* What to work on:
Each entry in the listing below should be restated word for word.

** START OF Given data **

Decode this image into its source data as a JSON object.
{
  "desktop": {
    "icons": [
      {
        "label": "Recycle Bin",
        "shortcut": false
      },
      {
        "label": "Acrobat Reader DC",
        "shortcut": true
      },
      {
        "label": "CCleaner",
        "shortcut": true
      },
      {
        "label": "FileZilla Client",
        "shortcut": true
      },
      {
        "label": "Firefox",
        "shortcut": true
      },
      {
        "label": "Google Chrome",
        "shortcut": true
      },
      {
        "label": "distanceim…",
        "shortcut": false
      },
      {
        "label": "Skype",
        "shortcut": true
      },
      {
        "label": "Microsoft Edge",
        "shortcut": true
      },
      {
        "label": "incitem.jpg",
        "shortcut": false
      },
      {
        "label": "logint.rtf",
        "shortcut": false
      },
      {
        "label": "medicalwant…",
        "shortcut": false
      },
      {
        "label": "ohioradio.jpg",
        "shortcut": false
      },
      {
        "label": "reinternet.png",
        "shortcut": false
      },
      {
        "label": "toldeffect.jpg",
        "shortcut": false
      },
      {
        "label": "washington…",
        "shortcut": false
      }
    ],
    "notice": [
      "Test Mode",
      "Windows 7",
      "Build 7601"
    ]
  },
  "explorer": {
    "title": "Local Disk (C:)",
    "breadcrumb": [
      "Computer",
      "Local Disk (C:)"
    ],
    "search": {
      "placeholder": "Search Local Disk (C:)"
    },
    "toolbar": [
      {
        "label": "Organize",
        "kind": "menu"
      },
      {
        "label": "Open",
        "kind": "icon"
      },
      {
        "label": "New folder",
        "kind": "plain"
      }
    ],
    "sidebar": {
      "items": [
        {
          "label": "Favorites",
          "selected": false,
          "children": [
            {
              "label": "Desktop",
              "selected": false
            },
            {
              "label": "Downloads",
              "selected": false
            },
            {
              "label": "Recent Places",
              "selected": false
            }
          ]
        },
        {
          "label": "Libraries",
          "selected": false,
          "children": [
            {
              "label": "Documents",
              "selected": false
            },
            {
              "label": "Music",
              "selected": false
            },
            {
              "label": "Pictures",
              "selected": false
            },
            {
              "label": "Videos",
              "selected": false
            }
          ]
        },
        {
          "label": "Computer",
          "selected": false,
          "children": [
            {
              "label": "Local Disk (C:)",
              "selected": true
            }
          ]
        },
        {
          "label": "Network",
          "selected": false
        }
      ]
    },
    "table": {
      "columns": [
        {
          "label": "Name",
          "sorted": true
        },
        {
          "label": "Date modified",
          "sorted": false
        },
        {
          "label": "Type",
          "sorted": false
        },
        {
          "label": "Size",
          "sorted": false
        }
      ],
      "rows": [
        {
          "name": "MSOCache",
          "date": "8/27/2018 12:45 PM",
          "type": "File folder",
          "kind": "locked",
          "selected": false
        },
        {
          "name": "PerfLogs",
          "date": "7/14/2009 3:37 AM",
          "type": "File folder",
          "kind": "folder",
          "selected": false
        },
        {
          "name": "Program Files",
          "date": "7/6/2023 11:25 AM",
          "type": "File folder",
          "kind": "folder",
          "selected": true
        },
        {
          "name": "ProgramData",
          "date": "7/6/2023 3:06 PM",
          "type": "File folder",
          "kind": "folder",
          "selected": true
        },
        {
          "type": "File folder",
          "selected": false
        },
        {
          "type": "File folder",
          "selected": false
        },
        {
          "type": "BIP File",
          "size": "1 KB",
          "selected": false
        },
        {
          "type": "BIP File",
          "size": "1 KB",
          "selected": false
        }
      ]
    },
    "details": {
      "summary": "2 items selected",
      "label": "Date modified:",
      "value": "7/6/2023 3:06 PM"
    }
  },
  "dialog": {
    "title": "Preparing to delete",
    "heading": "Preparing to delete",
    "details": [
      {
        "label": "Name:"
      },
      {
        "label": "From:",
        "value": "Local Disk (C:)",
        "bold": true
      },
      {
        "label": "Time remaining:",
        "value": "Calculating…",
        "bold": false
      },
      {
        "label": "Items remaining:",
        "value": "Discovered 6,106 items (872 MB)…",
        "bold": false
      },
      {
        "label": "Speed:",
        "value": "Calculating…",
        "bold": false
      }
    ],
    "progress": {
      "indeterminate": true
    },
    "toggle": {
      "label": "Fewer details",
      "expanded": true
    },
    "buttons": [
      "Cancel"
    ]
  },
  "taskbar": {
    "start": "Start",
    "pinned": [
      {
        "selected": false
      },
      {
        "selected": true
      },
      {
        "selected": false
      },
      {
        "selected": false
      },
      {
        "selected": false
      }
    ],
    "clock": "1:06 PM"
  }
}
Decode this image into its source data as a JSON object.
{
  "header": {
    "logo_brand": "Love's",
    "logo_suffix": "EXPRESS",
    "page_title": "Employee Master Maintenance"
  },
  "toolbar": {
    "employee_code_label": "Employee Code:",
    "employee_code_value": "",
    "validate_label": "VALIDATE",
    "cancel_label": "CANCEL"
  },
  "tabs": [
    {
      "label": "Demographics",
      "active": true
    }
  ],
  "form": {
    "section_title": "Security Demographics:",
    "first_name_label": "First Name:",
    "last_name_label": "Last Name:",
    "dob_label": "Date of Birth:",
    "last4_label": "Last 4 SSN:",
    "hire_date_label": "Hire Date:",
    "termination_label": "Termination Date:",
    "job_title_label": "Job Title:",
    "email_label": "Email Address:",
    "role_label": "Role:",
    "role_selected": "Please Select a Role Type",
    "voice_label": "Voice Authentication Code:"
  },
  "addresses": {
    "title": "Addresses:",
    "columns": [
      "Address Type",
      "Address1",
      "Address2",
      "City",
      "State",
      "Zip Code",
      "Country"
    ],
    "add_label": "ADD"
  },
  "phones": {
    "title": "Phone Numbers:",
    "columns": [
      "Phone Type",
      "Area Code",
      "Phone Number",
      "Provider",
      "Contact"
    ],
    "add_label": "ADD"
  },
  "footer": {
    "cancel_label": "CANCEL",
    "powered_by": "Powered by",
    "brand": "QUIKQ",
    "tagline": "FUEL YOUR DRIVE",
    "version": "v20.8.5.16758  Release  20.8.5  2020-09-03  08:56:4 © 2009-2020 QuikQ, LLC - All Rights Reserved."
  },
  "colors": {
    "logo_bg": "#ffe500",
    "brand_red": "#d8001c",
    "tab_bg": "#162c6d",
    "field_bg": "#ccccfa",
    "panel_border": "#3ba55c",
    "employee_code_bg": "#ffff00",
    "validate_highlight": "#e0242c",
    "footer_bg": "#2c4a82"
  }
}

** END OF Given data **

* Response for this exercise:
Decode this image into its source data as a JSON object.
{
  "desktop": {
    "icons": [
      {
        "label": "Recycle Bin",
        "shortcut": false
      },
      {
        "label": "Acrobat Reader DC",
        "shortcut": true
      },
      {
        "label": "CCleaner",
        "shortcut": true
      },
      {
        "label": "FileZilla Client",
        "shortcut": true
      },
      {
        "label": "Firefox",
        "shortcut": true
      },
      {
        "label": "Google Chrome",
        "shortcut": true
      },
      {
        "label": "distanceim…",
        "shortcut": false
      },
      {
        "label": "Skype",
        "shortcut": true
      },
      {
        "label": "Microsoft Edge",
        "shortcut": true
      },
      {
        "label": "incitem.jpg",
        "shortcut": false
      },
      {
        "label": "logint.rtf",
        "shortcut": false
      },
      {
        "label": "medicalwant…",
        "shortcut": false
      },
      {
        "label": "ohioradio.jpg",
        "shortcut": false
      },
      {
        "label": "reinternet.png",
        "shortcut": false
      },
      {
        "label": "toldeffect.jpg",
        "shortcut": false
      },
      {
        "label": "washington…",
        "shortcut": false
      }
    ],
    "notice": [
      "Test Mode",
      "Windows 7",
      "Build 7601"
    ]
  },
  "explorer": {
    "title": "Local Disk (C:)",
    "breadcrumb": [
      "Computer",
      "Local Disk (C:)"
    ],
    "search": {
      "placeholder": "Search Local Disk (C:)"
    },
    "toolbar": [
      {
        "label": "Organize",
        "kind": "menu"
      },
      {
        "label": "Open",
        "kind": "icon"
      },
      {
        "label": "New folder",
        "kind": "plain"
      }
    ],
    "sidebar": {
      "items": [
        {
          "label": "Favorites",
          "selected": false,
          "children": [
            {
              "label": "Desktop",
              "selected": false
            },
            {
              "label": "Downloads",
              "selected": false
            },
            {
              "label": "Recent Places",
              "selected": false
            }
          ]
        },
        {
          "label": "Libraries",
          "selected": false,
          "children": [
            {
              "label": "Documents",
              "selected": false
            },
            {
              "label": "Music",
              "selected": false
            },
            {
              "label": "Pictures",
              "selected": false
            },
            {
              "label": "Videos",
              "selected": false
            }
          ]
        },
        {
          "label": "Computer",
          "selected": false,
          "children": [
            {
              "label": "Local Disk (C:)",
              "selected": true
            }
          ]
        },
        {
          "label": "Network",
          "selected": false
        }
      ]
    },
    "table": {
      "columns": [
        {
          "label": "Name",
          "sorted": true
        },
        {
          "label": "Date modified",
          "sorted": false
        },
        {
          "label": "Type",
          "sorted": false
        },
        {
          "label": "Size",
          "sorted": false
        }
      ],
      "rows": [
        {
          "name": "MSOCache",
          "date": "8/27/2018 12:45 PM",
          "type": "File folder",
          "kind": "locked",
          "selected": false
        },
        {
          "name": "PerfLogs",
          "date": "7/14/2009 3:37 AM",
          "type": "File folder",
          "kind": "folder",
          "selected": false
        },
        {
          "name": "Program Files",
          "date": "7/6/2023 11:25 AM",
          "type": "File folder",
          "kind": "folder",
          "selected": true
        },
        {
          "name": "ProgramData",
          "date": "7/6/2023 3:06 PM",
          "type": "File folder",
          "kind": "folder",
          "selected": true
        },
        {
          "type": "File folder",
          "selected": false
        },
        {
          "type": "File folder",
          "selected": false
        },
        {
          "type": "BIP File",
          "size": "1 KB",
          "selected": false
        },
        {
          "type": "BIP File",
          "size": "1 KB",
          "selected": false
        }
      ]
    },
    "details": {
      "summary": "2 items selected",
      "label": "Date modified:",
      "value": "7/6/2023 3:06 PM"
    }
  },
  "dialog": {
    "title": "Preparing to delete",
    "heading": "Preparing to delete",
    "details": [
      {
        "label": "Name:"
      },
      {
        "label": "From:",
        "value": "Local Disk (C:)",
        "bold": true
      },
      {
        "label": "Time remaining:",
        "value": "Calculating…",
        "bold": false
      },
      {
        "label": "Items remaining:",
        "value": "Discovered 6,106 items (872 MB)…",
        "bold": false
      },
      {
        "label": "Speed:",
        "value": "Calculating…",
        "bold": false
      }
    ],
    "progress": {
      "indeterminate": true
    },
    "toggle": {
      "label": "Fewer details",
      "expanded": true
    },
    "buttons": [
      "Cancel"
    ]
  },
  "taskbar": {
    "start": "Start",
    "pinned": [
      {
        "selected": false
      },
      {
        "selected": true
      },
      {
        "selected": false
      },
      {
        "selected": false
      },
      {
        "selected": false
      }
    ],
    "clock": "1:06 PM"
  }
}
Decode this image into its source data as a JSON object.
{
  "header": {
    "logo_brand": "Love's",
    "logo_suffix": "EXPRESS",
    "page_title": "Employee Master Maintenance"
  },
  "toolbar": {
    "employee_code_label": "Employee Code:",
    "employee_code_value": "",
    "validate_label": "VALIDATE",
    "cancel_label": "CANCEL"
  },
  "tabs": [
    {
      "label": "Demographics",
      "active": true
    }
  ],
  "form": {
    "section_title": "Security Demographics:",
    "first_name_label": "First Name:",
    "last_name_label": "Last Name:",
    "dob_label": "Date of Birth:",
    "last4_label": "Last 4 SSN:",
    "hire_date_label": "Hire Date:",
    "termination_label": "Termination Date:",
    "job_title_label": "Job Title:",
    "email_label": "Email Address:",
    "role_label": "Role:",
    "role_selected": "Please Select a Role Type",
    "voice_label": "Voice Authentication Code:"
  },
  "addresses": {
    "title": "Addresses:",
    "columns": [
      "Address Type",
      "Address1",
      "Address2",
      "City",
      "State",
      "Zip Code",
      "Country"
    ],
    "add_label": "ADD"
  },
  "phones": {
    "title": "Phone Numbers:",
    "columns": [
      "Phone Type",
      "Area Code",
      "Phone Number",
      "Provider",
      "Contact"
    ],
    "add_label": "ADD"
  },
  "footer": {
    "cancel_label": "CANCEL",
    "powered_by": "Powered by",
    "brand": "QUIKQ",
    "tagline": "FUEL YOUR DRIVE",
    "version": "v20.8.5.16758  Release  20.8.5  2020-09-03  08:56:4 © 2009-2020 QuikQ, LLC - All Rights Reserved."
  },
  "colors": {
    "logo_bg": "#ffe500",
    "brand_red": "#d8001c",
    "tab_bg": "#162c6d",
    "field_bg": "#ccccfa",
    "panel_border": "#3ba55c",
    "employee_code_bg": "#ffff00",
    "validate_highlight": "#e0242c",
    "footer_bg": "#2c4a82"
  }
}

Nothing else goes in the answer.